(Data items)
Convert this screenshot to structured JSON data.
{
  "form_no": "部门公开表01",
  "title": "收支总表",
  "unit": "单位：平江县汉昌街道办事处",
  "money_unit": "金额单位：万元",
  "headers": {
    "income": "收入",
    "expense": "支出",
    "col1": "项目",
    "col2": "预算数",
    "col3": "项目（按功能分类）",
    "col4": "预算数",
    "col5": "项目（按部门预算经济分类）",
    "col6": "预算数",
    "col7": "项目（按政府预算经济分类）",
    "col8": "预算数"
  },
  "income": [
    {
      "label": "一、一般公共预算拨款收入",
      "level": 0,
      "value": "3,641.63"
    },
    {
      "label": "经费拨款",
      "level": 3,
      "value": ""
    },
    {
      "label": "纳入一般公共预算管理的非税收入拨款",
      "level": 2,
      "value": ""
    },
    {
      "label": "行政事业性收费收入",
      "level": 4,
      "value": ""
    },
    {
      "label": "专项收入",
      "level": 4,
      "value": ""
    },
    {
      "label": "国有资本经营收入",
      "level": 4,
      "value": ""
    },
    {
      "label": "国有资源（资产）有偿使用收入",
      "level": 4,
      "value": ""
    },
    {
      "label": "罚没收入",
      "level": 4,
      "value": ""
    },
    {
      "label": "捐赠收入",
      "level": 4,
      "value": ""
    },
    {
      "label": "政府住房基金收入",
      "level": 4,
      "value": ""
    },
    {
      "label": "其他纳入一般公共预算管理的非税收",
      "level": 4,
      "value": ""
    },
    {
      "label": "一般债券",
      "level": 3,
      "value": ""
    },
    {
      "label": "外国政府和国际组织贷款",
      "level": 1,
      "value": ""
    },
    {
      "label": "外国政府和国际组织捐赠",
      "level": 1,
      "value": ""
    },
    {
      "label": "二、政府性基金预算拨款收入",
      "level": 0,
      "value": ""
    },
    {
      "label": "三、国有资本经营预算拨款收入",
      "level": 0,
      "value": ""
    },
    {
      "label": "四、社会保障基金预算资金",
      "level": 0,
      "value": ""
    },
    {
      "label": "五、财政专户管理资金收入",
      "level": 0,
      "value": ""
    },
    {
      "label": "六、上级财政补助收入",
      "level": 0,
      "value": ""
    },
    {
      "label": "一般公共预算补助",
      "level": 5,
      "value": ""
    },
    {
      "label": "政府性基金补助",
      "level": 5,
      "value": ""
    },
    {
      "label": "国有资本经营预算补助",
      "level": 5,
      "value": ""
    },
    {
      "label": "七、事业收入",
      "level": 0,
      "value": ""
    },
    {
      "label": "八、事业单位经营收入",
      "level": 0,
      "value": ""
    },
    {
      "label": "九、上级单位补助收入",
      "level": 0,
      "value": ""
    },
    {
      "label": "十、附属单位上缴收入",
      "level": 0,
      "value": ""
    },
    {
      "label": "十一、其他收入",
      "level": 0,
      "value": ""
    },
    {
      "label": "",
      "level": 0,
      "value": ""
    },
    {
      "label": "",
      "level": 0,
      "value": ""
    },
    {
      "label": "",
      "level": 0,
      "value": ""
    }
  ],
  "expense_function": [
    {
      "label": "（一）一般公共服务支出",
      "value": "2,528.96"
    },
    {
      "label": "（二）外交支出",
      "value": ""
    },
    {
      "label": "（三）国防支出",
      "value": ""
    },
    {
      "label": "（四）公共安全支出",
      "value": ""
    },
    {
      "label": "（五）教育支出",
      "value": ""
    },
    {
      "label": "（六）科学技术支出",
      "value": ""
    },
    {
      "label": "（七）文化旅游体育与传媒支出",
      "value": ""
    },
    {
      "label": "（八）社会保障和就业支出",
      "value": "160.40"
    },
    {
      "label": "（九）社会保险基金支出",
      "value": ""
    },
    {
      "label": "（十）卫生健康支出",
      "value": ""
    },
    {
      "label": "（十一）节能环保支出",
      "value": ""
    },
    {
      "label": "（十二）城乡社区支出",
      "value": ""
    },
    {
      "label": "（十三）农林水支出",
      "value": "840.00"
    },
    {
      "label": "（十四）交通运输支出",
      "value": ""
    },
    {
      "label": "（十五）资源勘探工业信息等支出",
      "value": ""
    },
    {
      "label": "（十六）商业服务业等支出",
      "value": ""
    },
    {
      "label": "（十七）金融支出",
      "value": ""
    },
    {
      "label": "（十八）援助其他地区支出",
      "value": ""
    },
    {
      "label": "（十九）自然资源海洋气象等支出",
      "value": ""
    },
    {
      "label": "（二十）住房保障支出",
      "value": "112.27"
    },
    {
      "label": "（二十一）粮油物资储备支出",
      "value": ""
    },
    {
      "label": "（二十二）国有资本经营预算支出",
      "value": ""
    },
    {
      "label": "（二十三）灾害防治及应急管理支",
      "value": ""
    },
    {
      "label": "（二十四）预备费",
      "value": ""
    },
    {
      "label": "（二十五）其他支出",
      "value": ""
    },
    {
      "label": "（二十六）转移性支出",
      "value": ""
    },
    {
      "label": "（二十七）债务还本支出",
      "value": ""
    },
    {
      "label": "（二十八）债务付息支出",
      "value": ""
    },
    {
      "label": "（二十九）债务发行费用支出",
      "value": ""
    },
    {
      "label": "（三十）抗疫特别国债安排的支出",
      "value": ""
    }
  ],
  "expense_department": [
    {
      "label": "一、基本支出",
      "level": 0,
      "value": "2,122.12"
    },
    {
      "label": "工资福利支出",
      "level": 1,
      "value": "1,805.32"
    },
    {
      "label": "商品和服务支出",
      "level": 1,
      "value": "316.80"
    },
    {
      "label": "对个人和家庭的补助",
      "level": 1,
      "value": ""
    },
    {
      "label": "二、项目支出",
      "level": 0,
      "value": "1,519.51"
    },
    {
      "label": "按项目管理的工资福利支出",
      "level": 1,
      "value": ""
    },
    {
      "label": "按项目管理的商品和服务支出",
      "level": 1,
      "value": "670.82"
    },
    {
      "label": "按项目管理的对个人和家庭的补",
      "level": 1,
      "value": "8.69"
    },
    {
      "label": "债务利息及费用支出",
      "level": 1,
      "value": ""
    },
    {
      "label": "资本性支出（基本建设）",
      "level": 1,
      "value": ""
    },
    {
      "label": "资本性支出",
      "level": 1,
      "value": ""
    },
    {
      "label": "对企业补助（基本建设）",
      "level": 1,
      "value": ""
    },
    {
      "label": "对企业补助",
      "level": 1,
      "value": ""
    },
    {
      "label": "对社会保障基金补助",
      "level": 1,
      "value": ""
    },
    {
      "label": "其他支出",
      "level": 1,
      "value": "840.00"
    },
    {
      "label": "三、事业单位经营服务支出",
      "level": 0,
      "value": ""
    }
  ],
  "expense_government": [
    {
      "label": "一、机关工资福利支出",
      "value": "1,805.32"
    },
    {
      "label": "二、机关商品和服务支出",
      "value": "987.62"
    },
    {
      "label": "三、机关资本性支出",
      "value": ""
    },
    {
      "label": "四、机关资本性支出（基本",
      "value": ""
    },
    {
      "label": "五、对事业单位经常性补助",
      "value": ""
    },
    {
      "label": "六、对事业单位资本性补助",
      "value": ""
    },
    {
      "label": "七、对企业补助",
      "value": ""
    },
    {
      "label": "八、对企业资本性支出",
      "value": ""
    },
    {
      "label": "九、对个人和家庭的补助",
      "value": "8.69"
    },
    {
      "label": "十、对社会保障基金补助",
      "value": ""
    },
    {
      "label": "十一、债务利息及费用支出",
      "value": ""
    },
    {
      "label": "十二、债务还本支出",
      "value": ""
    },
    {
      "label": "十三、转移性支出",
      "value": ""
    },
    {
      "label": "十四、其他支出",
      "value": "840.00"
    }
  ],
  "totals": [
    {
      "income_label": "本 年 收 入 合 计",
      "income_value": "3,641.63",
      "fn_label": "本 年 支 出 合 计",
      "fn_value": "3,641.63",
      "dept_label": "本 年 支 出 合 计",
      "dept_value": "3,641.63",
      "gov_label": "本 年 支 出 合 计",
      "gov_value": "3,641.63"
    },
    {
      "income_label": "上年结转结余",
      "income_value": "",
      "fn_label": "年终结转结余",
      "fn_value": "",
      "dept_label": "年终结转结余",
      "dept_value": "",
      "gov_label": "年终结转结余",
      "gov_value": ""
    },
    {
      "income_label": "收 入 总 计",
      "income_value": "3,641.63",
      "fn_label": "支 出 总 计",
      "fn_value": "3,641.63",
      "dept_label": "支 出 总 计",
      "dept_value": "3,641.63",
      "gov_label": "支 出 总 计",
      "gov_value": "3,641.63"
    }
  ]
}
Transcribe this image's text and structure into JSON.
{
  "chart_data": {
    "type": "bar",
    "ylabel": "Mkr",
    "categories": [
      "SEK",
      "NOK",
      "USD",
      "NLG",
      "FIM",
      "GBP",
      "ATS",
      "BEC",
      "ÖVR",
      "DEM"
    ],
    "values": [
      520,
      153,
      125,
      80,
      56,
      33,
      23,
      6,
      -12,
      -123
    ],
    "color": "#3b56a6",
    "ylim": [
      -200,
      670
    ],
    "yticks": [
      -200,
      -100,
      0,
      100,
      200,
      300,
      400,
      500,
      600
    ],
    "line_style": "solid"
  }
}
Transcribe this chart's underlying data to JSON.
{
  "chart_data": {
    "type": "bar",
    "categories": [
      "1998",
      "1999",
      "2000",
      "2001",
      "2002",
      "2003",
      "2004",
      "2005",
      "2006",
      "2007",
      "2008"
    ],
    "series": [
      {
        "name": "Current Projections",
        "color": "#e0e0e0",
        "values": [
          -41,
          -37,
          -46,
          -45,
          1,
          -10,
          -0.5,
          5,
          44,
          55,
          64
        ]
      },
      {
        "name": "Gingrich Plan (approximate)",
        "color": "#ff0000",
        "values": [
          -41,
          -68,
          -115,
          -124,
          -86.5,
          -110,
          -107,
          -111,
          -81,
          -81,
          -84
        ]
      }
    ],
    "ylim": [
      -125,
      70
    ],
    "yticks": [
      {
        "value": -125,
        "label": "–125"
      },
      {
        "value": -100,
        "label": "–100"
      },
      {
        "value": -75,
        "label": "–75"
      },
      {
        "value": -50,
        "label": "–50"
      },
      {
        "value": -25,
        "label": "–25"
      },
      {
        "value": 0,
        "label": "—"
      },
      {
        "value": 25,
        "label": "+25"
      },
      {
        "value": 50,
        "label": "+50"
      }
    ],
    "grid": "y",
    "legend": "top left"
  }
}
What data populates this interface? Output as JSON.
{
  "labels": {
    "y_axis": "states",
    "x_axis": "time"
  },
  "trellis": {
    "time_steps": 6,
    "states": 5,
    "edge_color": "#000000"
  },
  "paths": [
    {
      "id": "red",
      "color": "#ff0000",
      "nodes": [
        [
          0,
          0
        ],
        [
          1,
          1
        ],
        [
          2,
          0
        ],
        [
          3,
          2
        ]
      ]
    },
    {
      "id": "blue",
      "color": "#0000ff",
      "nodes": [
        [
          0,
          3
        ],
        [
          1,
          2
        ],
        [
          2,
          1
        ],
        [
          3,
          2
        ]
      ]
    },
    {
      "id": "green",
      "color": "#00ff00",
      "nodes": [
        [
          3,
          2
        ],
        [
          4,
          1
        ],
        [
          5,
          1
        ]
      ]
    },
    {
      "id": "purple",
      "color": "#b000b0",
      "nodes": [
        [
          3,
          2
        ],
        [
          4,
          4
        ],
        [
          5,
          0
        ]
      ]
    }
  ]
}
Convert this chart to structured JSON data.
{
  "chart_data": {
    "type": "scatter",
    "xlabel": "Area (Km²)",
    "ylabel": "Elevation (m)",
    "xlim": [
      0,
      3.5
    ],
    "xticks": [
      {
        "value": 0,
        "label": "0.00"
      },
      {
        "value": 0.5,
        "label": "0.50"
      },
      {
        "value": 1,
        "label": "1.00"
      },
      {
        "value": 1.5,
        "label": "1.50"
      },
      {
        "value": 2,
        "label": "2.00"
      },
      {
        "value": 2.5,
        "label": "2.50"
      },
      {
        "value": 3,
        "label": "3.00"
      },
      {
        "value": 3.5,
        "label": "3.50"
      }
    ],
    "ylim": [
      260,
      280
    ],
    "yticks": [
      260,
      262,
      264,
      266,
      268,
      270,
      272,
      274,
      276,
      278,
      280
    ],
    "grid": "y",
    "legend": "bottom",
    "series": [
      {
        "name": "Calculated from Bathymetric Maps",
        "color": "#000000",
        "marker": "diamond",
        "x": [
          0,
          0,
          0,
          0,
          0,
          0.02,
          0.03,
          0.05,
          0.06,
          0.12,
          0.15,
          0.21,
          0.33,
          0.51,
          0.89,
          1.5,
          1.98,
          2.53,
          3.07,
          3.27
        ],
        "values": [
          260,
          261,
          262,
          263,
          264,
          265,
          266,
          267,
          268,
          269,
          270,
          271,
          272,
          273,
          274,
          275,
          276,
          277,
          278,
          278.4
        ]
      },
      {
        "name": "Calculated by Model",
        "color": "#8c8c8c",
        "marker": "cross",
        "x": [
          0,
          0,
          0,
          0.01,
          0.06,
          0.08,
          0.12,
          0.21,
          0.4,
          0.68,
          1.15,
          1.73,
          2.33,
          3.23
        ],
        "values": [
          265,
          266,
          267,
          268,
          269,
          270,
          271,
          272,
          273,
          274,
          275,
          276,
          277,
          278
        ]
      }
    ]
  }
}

▶ _What this task involves_:
List all lines from the entries that include the word "JSON".

▶ _Exercise answer_:
Convert this screenshot to structured JSON data.
Transcribe this image's text and structure into JSON.
Transcribe this chart's underlying data to JSON.
What data populates this interface? Output as JSON.
Convert this chart to structured JSON data.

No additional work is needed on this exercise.